Exercise objective - Your task is to transcribe the data in full.

Given records -
------------
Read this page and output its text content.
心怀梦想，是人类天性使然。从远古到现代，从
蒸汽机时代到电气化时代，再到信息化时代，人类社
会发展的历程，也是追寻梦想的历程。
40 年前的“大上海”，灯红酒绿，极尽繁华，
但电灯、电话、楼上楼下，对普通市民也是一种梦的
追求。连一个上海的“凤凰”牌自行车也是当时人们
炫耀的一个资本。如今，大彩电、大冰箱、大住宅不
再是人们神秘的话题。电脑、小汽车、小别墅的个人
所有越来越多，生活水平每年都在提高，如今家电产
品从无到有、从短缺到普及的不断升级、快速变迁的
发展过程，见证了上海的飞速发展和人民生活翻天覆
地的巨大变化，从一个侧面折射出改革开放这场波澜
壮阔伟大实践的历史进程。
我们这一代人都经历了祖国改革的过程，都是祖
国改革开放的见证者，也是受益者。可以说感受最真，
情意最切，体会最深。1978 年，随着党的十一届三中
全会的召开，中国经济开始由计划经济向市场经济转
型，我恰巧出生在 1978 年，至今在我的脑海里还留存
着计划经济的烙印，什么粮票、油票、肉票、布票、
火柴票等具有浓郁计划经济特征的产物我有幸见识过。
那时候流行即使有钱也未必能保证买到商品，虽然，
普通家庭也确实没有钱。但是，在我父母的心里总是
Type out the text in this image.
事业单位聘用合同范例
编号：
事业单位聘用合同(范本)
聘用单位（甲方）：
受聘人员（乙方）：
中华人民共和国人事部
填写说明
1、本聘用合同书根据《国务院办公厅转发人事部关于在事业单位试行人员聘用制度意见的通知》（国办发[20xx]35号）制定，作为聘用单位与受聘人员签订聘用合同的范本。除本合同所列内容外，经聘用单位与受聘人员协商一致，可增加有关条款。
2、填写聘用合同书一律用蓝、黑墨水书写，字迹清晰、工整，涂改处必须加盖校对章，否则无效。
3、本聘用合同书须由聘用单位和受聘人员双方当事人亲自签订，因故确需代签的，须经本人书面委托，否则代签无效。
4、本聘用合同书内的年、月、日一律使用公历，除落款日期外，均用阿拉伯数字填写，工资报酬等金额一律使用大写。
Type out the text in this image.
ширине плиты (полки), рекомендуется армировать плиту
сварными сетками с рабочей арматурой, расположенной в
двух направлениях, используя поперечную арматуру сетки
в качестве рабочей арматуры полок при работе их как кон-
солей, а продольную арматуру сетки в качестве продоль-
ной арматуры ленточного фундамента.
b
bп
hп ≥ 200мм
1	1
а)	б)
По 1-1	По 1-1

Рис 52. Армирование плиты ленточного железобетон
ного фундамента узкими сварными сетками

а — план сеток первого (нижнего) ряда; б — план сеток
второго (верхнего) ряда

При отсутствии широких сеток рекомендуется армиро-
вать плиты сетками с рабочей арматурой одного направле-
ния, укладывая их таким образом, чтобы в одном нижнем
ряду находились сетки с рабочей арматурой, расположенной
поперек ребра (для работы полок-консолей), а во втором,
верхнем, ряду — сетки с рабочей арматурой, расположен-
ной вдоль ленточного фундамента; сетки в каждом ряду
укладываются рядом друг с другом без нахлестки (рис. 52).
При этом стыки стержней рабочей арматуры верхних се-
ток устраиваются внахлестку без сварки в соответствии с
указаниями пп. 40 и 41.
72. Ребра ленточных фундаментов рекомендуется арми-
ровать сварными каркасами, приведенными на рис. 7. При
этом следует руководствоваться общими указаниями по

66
------------
Answer to the exercise -
Read this page and output its text content.
心怀梦想，是人类天性使然。从远古到现代，从
蒸汽机时代到电气化时代，再到信息化时代，人类社
会发展的历程，也是追寻梦想的历程。
40 年前的“大上海”，灯红酒绿，极尽繁华，
但电灯、电话、楼上楼下，对普通市民也是一种梦的
追求。连一个上海的“凤凰”牌自行车也是当时人们
炫耀的一个资本。如今，大彩电、大冰箱、大住宅不
再是人们神秘的话题。电脑、小汽车、小别墅的个人
所有越来越多，生活水平每年都在提高，如今家电产
品从无到有、从短缺到普及的不断升级、快速变迁的
发展过程，见证了上海的飞速发展和人民生活翻天覆
地的巨大变化，从一个侧面折射出改革开放这场波澜
壮阔伟大实践的历史进程。
我们这一代人都经历了祖国改革的过程，都是祖
国改革开放的见证者，也是受益者。可以说感受最真，
情意最切，体会最深。1978 年，随着党的十一届三中
全会的召开，中国经济开始由计划经济向市场经济转
型，我恰巧出生在 1978 年，至今在我的脑海里还留存
着计划经济的烙印，什么粮票、油票、肉票、布票、
火柴票等具有浓郁计划经济特征的产物我有幸见识过。
那时候流行即使有钱也未必能保证买到商品，虽然，
普通家庭也确实没有钱。但是，在我父母的心里总是
Type out the text in this image.
事业单位聘用合同范例
编号：
事业单位聘用合同(范本)
聘用单位（甲方）：
受聘人员（乙方）：
中华人民共和国人事部
填写说明
1、本聘用合同书根据《国务院办公厅转发人事部关于在事业单位试行人员聘用制度意见的通知》（国办发[20xx]35号）制定，作为聘用单位与受聘人员签订聘用合同的范本。除本合同所列内容外，经聘用单位与受聘人员协商一致，可增加有关条款。
2、填写聘用合同书一律用蓝、黑墨水书写，字迹清晰、工整，涂改处必须加盖校对章，否则无效。
3、本聘用合同书须由聘用单位和受聘人员双方当事人亲自签订，因故确需代签的，须经本人书面委托，否则代签无效。
4、本聘用合同书内的年、月、日一律使用公历，除落款日期外，均用阿拉伯数字填写，工资报酬等金额一律使用大写。
Type out the text in this image.
ширине плиты (полки), рекомендуется армировать плиту
сварными сетками с рабочей арматурой, расположенной в
двух направлениях, используя поперечную арматуру сетки
в качестве рабочей арматуры полок при работе их как кон-
солей, а продольную арматуру сетки в качестве продоль-
ной арматуры ленточного фундамента.
b
bп
hп ≥ 200мм
1	1
а)	б)
По 1-1	По 1-1

Рис 52. Армирование плиты ленточного железобетон
ного фундамента узкими сварными сетками

а — план сеток первого (нижнего) ряда; б — план сеток
второго (верхнего) ряда

При отсутствии широких сеток рекомендуется армиро-
вать плиты сетками с рабочей арматурой одного направле-
ния, укладывая их таким образом, чтобы в одном нижнем
ряду находились сетки с рабочей арматурой, расположенной
поперек ребра (для работы полок-консолей), а во втором,
верхнем, ряду — сетки с рабочей арматурой, расположен-
ной вдоль ленточного фундамента; сетки в каждом ряду
укладываются рядом друг с другом без нахлестки (рис. 52).
При этом стыки стержней рабочей арматуры верхних се-
ток устраиваются внахлестку без сварки в соответствии с
указаниями пп. 40 и 41.
72. Ребра ленточных фундаментов рекомендуется арми-
ровать сварными каркасами, приведенными на рис. 7. При
этом следует руководствоваться общими указаниями по

66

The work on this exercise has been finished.